**Extracted entries**
- - - -

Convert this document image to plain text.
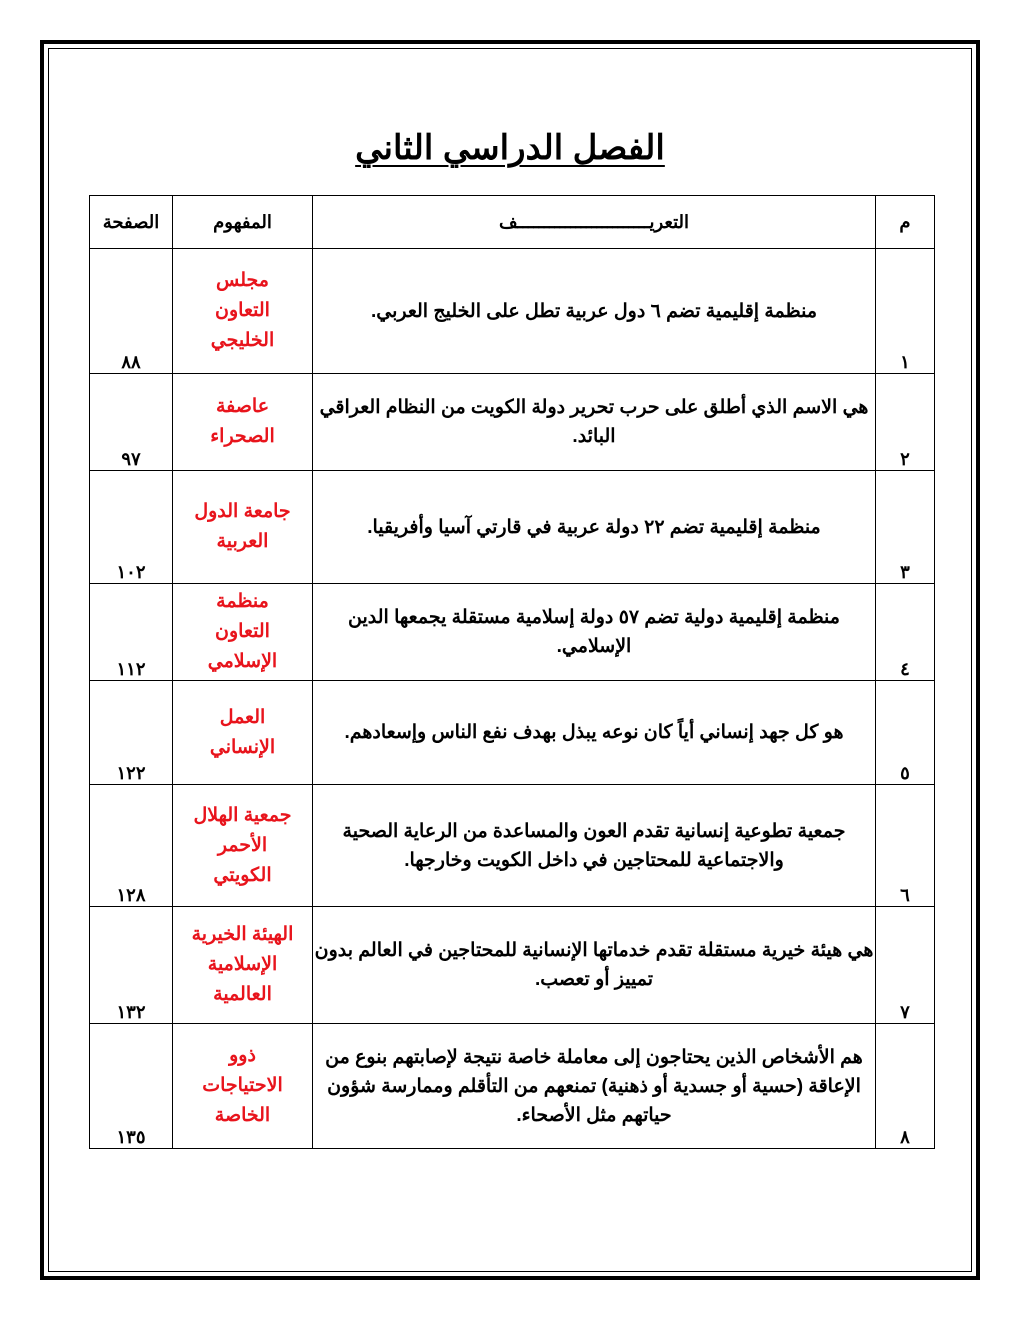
الفصل الدراسي الثاني
م	التعريـــــــــــــــــــــــــف	المفهوم	الصفحة
١	منظمة إقليمية تضم ٦ دول عربية تطل على الخليج العربي.	مجلس
التعاون
الخليجي	٨٨
٢	هي الاسم الذي أطلق على حرب تحرير دولة الكويت من النظام العراقي البائد.	عاصفة
الصحراء	٩٧
٣	منظمة إقليمية تضم ٢٢ دولة عربية في قارتي آسيا وأفريقيا.	جامعة الدول
العربية	١٠٢
٤	منظمة إقليمية دولية تضم ٥٧ دولة إسلامية مستقلة يجمعها الدين الإسلامي.	منظمة
التعاون
الإسلامي	١١٢
٥	هو كل جهد إنساني أياً كان نوعه يبذل بهدف نفع الناس وإسعادهم.	العمل
الإنساني	١٢٢
٦	جمعية تطوعية إنسانية تقدم العون والمساعدة من الرعاية الصحية والاجتماعية للمحتاجين في داخل الكويت وخارجها.	جمعية الهلال
الأحمر
الكويتي	١٢٨
٧	هي هيئة خيرية مستقلة تقدم خدماتها الإنسانية للمحتاجين في العالم بدون تمييز أو تعصب.	الهيئة الخيرية
الإسلامية
العالمية	١٣٢
٨	هم الأشخاص الذين يحتاجون إلى معاملة خاصة نتيجة لإصابتهم بنوع من الإعاقة (حسية أو جسدية أو ذهنية) تمنعهم من التأقلم وممارسة شؤون حياتهم مثل الأصحاء.	ذوو
الاحتياجات
الخاصة	١٣٥
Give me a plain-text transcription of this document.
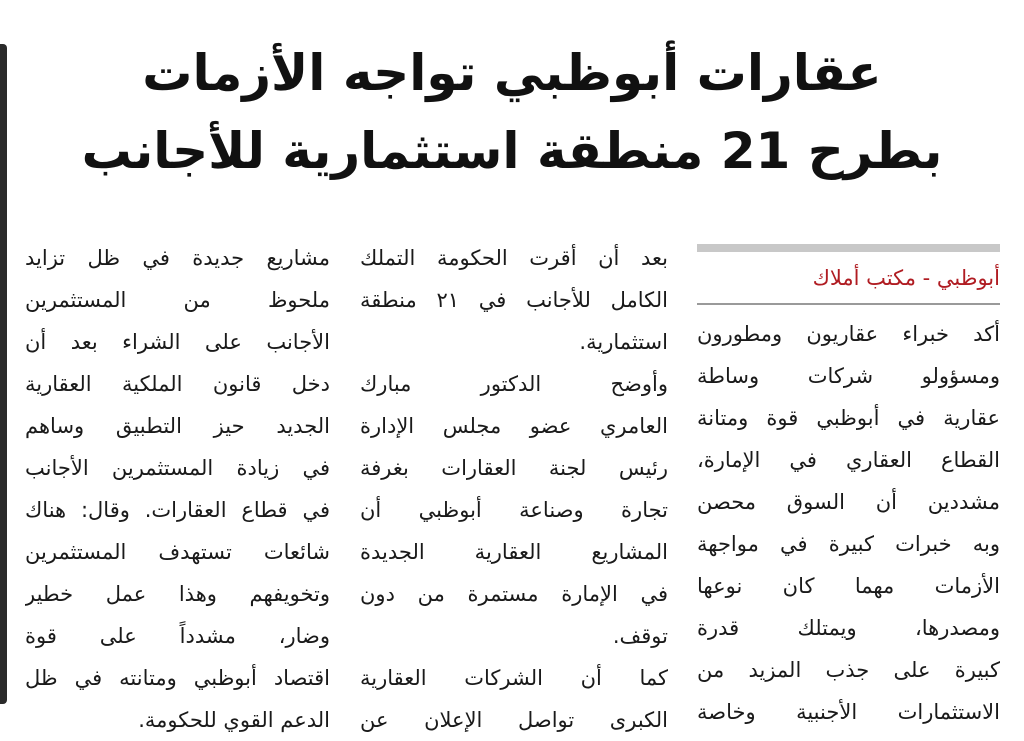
عقارات أبوظبي تواجه الأزمات
بطرح 21 منطقة استثمارية للأجانب
أبوظبي - مكتب أملاك
أكد خبراء عقاريون ومطورون
ومسؤولو شركات وساطة
عقارية في أبوظبي قوة ومتانة
القطاع العقاري في الإمارة،
مشددين أن السوق محصن
وبه خبرات كبيرة في مواجهة
الأزمات مهما كان نوعها
ومصدرها، ويمتلك قدرة
كبيرة على جذب المزيد من
الاستثمارات الأجنبية وخاصة
بعد أن أقرت الحكومة التملك
الكامل للأجانب في ٢١ منطقة
استثمارية.
وأوضح الدكتور مبارك
العامري عضو مجلس الإدارة
رئيس لجنة العقارات بغرفة
تجارة وصناعة أبوظبي أن
المشاريع العقارية الجديدة
في الإمارة مستمرة من دون
توقف.
كما أن الشركات العقارية
الكبرى تواصل الإعلان عن
مشاريع جديدة في ظل تزايد
ملحوظ من المستثمرين
الأجانب على الشراء بعد أن
دخل قانون الملكية العقارية
الجديد حيز التطبيق وساهم
في زيادة المستثمرين الأجانب
في قطاع العقارات. وقال: هناك
شائعات تستهدف المستثمرين
وتخويفهم وهذا عمل خطير
وضار، مشدداً على قوة
اقتصاد أبوظبي ومتانته في ظل
الدعم القوي للحكومة.
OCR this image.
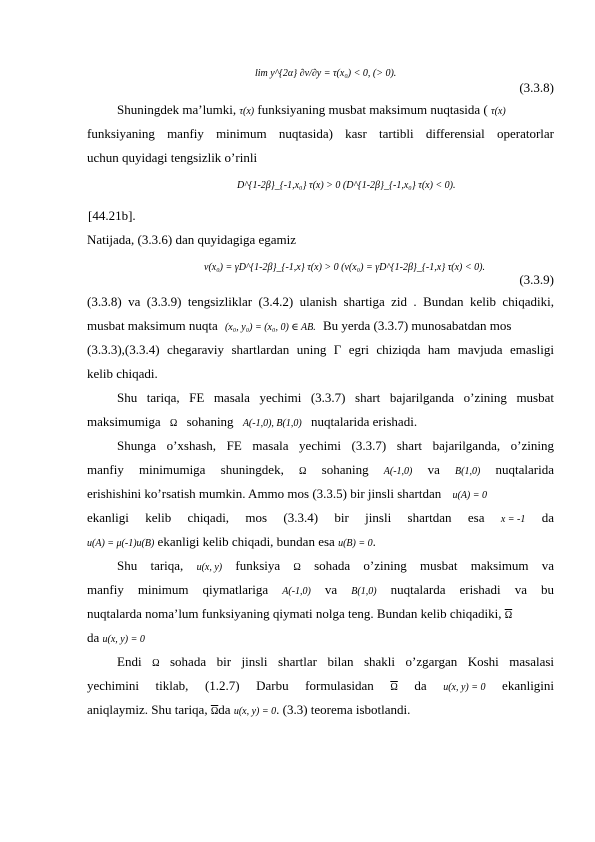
lim y^{2α} ∂v/∂y = τ(x₀) < 0, (> 0).
(3.3.8)
Shuningdek ma’lumki, τ(x) funksiyaning musbat maksimum nuqtasida ( τ(x)
funksiyaning manfiy minimum nuqtasida) kasr tartibli differensial operatorlar
uchun quyidagi tengsizlik o’rinli
D^{1-2β}_{-1,x₀} τ(x) > 0 (D^{1-2β}_{-1,x₀} τ(x) < 0).
[44.21b].
Natijada, (3.3.6) dan quyidagiga egamiz
ν(x₀) = γD^{1-2β}_{-1,x} τ(x) > 0 (ν(x₀) = γD^{1-2β}_{-1,x} τ(x) < 0).
(3.3.9)
(3.3.8) va (3.3.9) tengsizliklar (3.4.2) ulanish shartiga zid . Bundan kelib chiqadiki,
musbat maksimum nuqta (x₀, y₀) = (x₀, 0) ∈ AB. Bu yerda (3.3.7) munosabatdan mos
(3.3.3),(3.3.4) chegaraviy shartlardan uning Γ egri chiziqda ham mavjuda emasligi
kelib chiqadi.
Shu tariqa, FE masala yechimi (3.3.7) shart bajarilganda o’zining musbat
maksimumiga Ω sohaning A(-1,0), B(1,0) nuqtalarida erishadi.
Shunga o’xshash, FE masala yechimi (3.3.7) shart bajarilganda, o’zining
manfiy minimumiga shuningdek, Ω sohaning A(-1,0) va B(1,0) nuqtalarida
erishishini ko’rsatish mumkin. Ammo mos (3.3.5) bir jinsli shartdan u(A) = 0
ekanligi kelib chiqadi, mos (3.3.4) bir jinsli shartdan esa x = -1 da
u(A) = μ(-1)u(B) ekanligi kelib chiqadi, bundan esa u(B) = 0.
Shu tariqa, u(x, y) funksiya Ω sohada o’zining musbat maksimum va
manfiy minimum qiymatlariga A(-1,0) va B(1,0) nuqtalarda erishadi va bu
nuqtalarda noma’lum funksiyaning qiymati nolga teng. Bundan kelib chiqadiki, $\overline{\Omega}$
da u(x, y) = 0
Endi Ω sohada bir jinsli shartlar bilan shakli o’zgargan Koshi masalasi
yechimini tiklab, (1.2.7) Darbu formulasidan $\overline{\Omega}$ da u(x, y) = 0 ekanligini
aniqlaymiz. Shu tariqa, $\overline{\Omega}da$ u(x, y) = 0. (3.3) teorema isbotlandi.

- - - -

**Your task**
Can you restate all the records above word for word while dropping the pictures?

**Task output**
Convert this document image to plain text.
الفصل الدراسي الثاني
م	التعريـــــــــــــــــــــــــف	المفهوم	الصفحة
١	منظمة إقليمية تضم ٦ دول عربية تطل على الخليج العربي.	مجلس
التعاون
الخليجي	٨٨
٢	هي الاسم الذي أطلق على حرب تحرير دولة الكويت من النظام العراقي البائد.	عاصفة
الصحراء	٩٧
٣	منظمة إقليمية تضم ٢٢ دولة عربية في قارتي آسيا وأفريقيا.	جامعة الدول
العربية	١٠٢
٤	منظمة إقليمية دولية تضم ٥٧ دولة إسلامية مستقلة يجمعها الدين الإسلامي.	منظمة
التعاون
الإسلامي	١١٢
٥	هو كل جهد إنساني أياً كان نوعه يبذل بهدف نفع الناس وإسعادهم.	العمل
الإنساني	١٢٢
٦	جمعية تطوعية إنسانية تقدم العون والمساعدة من الرعاية الصحية والاجتماعية للمحتاجين في داخل الكويت وخارجها.	جمعية الهلال
الأحمر
الكويتي	١٢٨
٧	هي هيئة خيرية مستقلة تقدم خدماتها الإنسانية للمحتاجين في العالم بدون تمييز أو تعصب.	الهيئة الخيرية
الإسلامية
العالمية	١٣٢
٨	هم الأشخاص الذين يحتاجون إلى معاملة خاصة نتيجة لإصابتهم بنوع من الإعاقة (حسية أو جسدية أو ذهنية) تمنعهم من التأقلم وممارسة شؤون حياتهم مثل الأصحاء.	ذوو
الاحتياجات
الخاصة	١٣٥
Give me a plain-text transcription of this document.
عقارات أبوظبي تواجه الأزمات
بطرح 21 منطقة استثمارية للأجانب
أبوظبي - مكتب أملاك
أكد خبراء عقاريون ومطورون
ومسؤولو شركات وساطة
عقارية في أبوظبي قوة ومتانة
القطاع العقاري في الإمارة،
مشددين أن السوق محصن
وبه خبرات كبيرة في مواجهة
الأزمات مهما كان نوعها
ومصدرها، ويمتلك قدرة
كبيرة على جذب المزيد من
الاستثمارات الأجنبية وخاصة
بعد أن أقرت الحكومة التملك
الكامل للأجانب في ٢١ منطقة
استثمارية.
وأوضح الدكتور مبارك
العامري عضو مجلس الإدارة
رئيس لجنة العقارات بغرفة
تجارة وصناعة أبوظبي أن
المشاريع العقارية الجديدة
في الإمارة مستمرة من دون
توقف.
كما أن الشركات العقارية
الكبرى تواصل الإعلان عن
مشاريع جديدة في ظل تزايد
ملحوظ من المستثمرين
الأجانب على الشراء بعد أن
دخل قانون الملكية العقارية
الجديد حيز التطبيق وساهم
في زيادة المستثمرين الأجانب
في قطاع العقارات. وقال: هناك
شائعات تستهدف المستثمرين
وتخويفهم وهذا عمل خطير
وضار، مشدداً على قوة
اقتصاد أبوظبي ومتانته في ظل
الدعم القوي للحكومة.
OCR this image.
lim y^{2α} ∂v/∂y = τ(x₀) < 0, (> 0).
(3.3.8)
Shuningdek ma’lumki, τ(x) funksiyaning musbat maksimum nuqtasida ( τ(x)
funksiyaning manfiy minimum nuqtasida) kasr tartibli differensial operatorlar
uchun quyidagi tengsizlik o’rinli
D^{1-2β}_{-1,x₀} τ(x) > 0 (D^{1-2β}_{-1,x₀} τ(x) < 0).
[44.21b].
Natijada, (3.3.6) dan quyidagiga egamiz
ν(x₀) = γD^{1-2β}_{-1,x} τ(x) > 0 (ν(x₀) = γD^{1-2β}_{-1,x} τ(x) < 0).
(3.3.9)
(3.3.8) va (3.3.9) tengsizliklar (3.4.2) ulanish shartiga zid . Bundan kelib chiqadiki,
musbat maksimum nuqta (x₀, y₀) = (x₀, 0) ∈ AB. Bu yerda (3.3.7) munosabatdan mos
(3.3.3),(3.3.4) chegaraviy shartlardan uning Γ egri chiziqda ham mavjuda emasligi
kelib chiqadi.
Shu tariqa, FE masala yechimi (3.3.7) shart bajarilganda o’zining musbat
maksimumiga Ω sohaning A(-1,0), B(1,0) nuqtalarida erishadi.
Shunga o’xshash, FE masala yechimi (3.3.7) shart bajarilganda, o’zining
manfiy minimumiga shuningdek, Ω sohaning A(-1,0) va B(1,0) nuqtalarida
erishishini ko’rsatish mumkin. Ammo mos (3.3.5) bir jinsli shartdan u(A) = 0
ekanligi kelib chiqadi, mos (3.3.4) bir jinsli shartdan esa x = -1 da
u(A) = μ(-1)u(B) ekanligi kelib chiqadi, bundan esa u(B) = 0.
Shu tariqa, u(x, y) funksiya Ω sohada o’zining musbat maksimum va
manfiy minimum qiymatlariga A(-1,0) va B(1,0) nuqtalarda erishadi va bu
nuqtalarda noma’lum funksiyaning qiymati nolga teng. Bundan kelib chiqadiki, $\overline{\Omega}$
da u(x, y) = 0
Endi Ω sohada bir jinsli shartlar bilan shakli o’zgargan Koshi masalasi
yechimini tiklab, (1.2.7) Darbu formulasidan $\overline{\Omega}$ da u(x, y) = 0 ekanligini
aniqlaymiz. Shu tariqa, $\overline{\Omega}da$ u(x, y) = 0. (3.3) teorema isbotlandi.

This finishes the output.